### Dataset records:
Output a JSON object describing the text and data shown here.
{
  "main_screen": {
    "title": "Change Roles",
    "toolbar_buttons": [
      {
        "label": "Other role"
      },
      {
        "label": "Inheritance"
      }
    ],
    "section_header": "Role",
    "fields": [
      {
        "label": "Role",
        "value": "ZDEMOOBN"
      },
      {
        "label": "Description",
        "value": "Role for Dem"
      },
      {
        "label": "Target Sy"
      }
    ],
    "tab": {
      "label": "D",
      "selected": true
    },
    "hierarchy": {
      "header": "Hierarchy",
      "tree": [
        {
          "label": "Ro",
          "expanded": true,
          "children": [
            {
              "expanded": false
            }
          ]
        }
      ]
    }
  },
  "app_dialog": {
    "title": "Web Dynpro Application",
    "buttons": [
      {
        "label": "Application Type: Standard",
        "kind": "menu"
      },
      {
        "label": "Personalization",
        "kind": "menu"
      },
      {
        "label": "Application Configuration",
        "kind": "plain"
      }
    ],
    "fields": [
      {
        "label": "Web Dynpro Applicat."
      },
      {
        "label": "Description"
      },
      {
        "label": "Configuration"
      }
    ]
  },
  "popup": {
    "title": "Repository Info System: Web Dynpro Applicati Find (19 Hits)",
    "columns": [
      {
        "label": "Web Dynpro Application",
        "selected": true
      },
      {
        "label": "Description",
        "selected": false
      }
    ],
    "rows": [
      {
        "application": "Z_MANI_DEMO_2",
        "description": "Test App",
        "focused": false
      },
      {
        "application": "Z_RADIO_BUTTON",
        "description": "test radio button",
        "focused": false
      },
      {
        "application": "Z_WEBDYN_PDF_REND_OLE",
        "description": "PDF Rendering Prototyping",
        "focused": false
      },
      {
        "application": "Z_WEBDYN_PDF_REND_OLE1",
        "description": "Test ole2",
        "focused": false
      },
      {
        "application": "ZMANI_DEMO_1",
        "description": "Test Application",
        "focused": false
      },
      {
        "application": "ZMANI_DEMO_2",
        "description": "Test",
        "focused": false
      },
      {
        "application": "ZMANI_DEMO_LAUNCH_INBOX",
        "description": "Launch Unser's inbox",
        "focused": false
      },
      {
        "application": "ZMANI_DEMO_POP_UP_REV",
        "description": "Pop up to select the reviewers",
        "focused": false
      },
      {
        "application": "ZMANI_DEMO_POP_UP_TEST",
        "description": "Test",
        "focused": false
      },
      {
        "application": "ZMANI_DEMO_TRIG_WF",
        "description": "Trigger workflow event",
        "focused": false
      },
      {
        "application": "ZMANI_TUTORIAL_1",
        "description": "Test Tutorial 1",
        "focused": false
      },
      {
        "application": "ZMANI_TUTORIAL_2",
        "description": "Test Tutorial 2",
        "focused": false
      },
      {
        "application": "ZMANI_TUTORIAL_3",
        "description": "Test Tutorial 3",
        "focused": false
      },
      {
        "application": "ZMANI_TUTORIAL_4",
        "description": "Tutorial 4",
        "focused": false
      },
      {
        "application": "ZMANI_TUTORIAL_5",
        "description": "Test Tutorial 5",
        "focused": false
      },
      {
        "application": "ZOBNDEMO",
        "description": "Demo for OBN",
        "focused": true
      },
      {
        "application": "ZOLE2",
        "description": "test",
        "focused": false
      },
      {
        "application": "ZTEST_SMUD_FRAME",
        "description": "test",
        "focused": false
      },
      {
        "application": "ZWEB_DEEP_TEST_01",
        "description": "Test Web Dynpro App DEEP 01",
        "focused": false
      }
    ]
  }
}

### Request:
Reply with nothing except the number of lines in the listing above that include "selected".

### Exercise answer:
3